• 掲載文
--------
Glorious Model I レビュー。サイドボタンが3つの軽量ゲーミングマウス
Gloriousから発売された有線ゲーミングマウス「Glorious Model I」をレビューしていきます。
概要とスペック
これまで左右対称の「O」シリーズ、そしてエルゴの「D」シリーズとリリースしてきましたが、ここにきて新たに「I」シリーズが始動しました。
Razer BasiliskやLogicool G502と似たようなシェイプ。これまではこのタイプだとあまり軽量化が意識されてこなかったのですが、そこにGloriousが目をつけましたね。
G502は世界でもトップクラスに売れているマウスなので、軽量化という点では需要はけっこうあるんじゃないかと思います。ただし正直軽さしか勝てていないので、G502ユーザーが乗り換えるべきかといったらうーんという感想です。
余談ですが、たぶん次に発表されるモデルは「N」でしょうね。
カラー | 黒・白 |
接続 | 有線 |
シェイプ | エルゴ |
センサー | BAMF |
DPI | 19,000 |
ポーリングレート | ~1,000Hz |
寸法 | 128 × 62 × 42 mm |
重さ | 70g |
ボタン数 | 9 |
ライティング | あり |
ケーブル | Ascended 2m |
オンボードメモリ | プロファイル x 1 |
ソフトウェア | あり |
今までのGloriousシリーズでは最も大きい外箱。
--------
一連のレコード
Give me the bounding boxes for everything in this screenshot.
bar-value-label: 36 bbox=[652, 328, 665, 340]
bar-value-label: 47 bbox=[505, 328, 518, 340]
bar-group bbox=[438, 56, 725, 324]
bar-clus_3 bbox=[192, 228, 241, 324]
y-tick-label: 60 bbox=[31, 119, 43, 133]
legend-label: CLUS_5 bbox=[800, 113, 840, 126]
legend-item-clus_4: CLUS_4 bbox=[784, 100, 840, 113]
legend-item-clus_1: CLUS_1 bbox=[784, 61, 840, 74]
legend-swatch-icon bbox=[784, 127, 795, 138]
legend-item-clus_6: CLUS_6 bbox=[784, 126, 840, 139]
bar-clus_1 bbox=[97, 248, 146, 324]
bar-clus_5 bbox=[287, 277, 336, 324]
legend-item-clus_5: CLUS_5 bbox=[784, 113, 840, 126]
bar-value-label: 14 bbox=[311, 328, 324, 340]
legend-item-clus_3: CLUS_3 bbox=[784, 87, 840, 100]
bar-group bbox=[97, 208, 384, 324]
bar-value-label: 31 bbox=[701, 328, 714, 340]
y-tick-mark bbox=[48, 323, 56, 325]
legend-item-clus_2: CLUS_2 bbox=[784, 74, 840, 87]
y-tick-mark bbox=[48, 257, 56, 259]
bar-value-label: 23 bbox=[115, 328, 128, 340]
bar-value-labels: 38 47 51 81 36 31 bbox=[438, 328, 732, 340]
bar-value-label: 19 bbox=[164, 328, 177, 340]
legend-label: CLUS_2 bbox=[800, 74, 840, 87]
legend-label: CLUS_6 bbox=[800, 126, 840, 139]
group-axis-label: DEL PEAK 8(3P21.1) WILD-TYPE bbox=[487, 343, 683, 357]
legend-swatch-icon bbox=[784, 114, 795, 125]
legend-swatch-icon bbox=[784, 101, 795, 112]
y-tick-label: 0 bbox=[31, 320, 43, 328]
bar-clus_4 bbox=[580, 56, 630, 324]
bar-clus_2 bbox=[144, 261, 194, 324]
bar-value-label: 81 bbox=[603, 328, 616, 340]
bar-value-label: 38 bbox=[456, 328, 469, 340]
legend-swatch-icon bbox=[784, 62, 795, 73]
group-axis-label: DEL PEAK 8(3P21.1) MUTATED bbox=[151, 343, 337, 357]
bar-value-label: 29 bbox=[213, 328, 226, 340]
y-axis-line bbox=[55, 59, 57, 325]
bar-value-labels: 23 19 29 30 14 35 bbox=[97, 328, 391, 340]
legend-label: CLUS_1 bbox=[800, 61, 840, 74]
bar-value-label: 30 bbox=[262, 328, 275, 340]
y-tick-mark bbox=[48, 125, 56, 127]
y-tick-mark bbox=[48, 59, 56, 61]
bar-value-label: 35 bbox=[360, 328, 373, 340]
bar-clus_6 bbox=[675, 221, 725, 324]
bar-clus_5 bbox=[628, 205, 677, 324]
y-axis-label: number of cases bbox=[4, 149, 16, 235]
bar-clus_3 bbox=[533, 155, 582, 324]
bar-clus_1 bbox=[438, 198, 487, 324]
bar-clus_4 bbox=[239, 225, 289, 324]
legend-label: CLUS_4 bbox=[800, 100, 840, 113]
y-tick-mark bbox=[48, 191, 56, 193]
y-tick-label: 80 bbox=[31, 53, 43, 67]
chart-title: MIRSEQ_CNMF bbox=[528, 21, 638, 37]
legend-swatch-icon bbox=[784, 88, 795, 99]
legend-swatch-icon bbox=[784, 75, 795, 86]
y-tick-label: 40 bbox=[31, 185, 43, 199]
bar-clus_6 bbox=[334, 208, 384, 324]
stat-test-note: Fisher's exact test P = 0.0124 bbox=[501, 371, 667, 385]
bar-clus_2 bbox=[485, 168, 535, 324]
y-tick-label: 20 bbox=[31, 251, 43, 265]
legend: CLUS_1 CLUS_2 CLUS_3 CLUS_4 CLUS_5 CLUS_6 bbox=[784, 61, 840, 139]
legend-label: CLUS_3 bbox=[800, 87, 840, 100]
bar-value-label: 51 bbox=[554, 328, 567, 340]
--------
• 小問 1
このレビューをもとに、次の問いに答えよ。
(a) Glorious Model I の重さは何グラムか。
(b) 付属するケーブルの名称と長さは何か。
(c) 左右対称のシリーズは、どの文字で呼ばれているか。
• 小問 2
レコードの先頭の行から「legend-item-clus_6: CLUS_6 bbox=[784, 126, 840, 139]」を含む行までを、そのまま打ち直せ。

• 解答例 1
(a) 70g
(b) Ascended、2m
(c) 「O」

• 解答例 2
Give me the bounding boxes for everything in this screenshot.
bar-value-label: 36 bbox=[652, 328, 665, 340]
bar-value-label: 47 bbox=[505, 328, 518, 340]
bar-group bbox=[438, 56, 725, 324]
bar-clus_3 bbox=[192, 228, 241, 324]
y-tick-label: 60 bbox=[31, 119, 43, 133]
legend-label: CLUS_5 bbox=[800, 113, 840, 126]
legend-item-clus_4: CLUS_4 bbox=[784, 100, 840, 113]
legend-item-clus_1: CLUS_1 bbox=[784, 61, 840, 74]
legend-swatch-icon bbox=[784, 127, 795, 138]
legend-item-clus_6: CLUS_6 bbox=[784, 126, 840, 139]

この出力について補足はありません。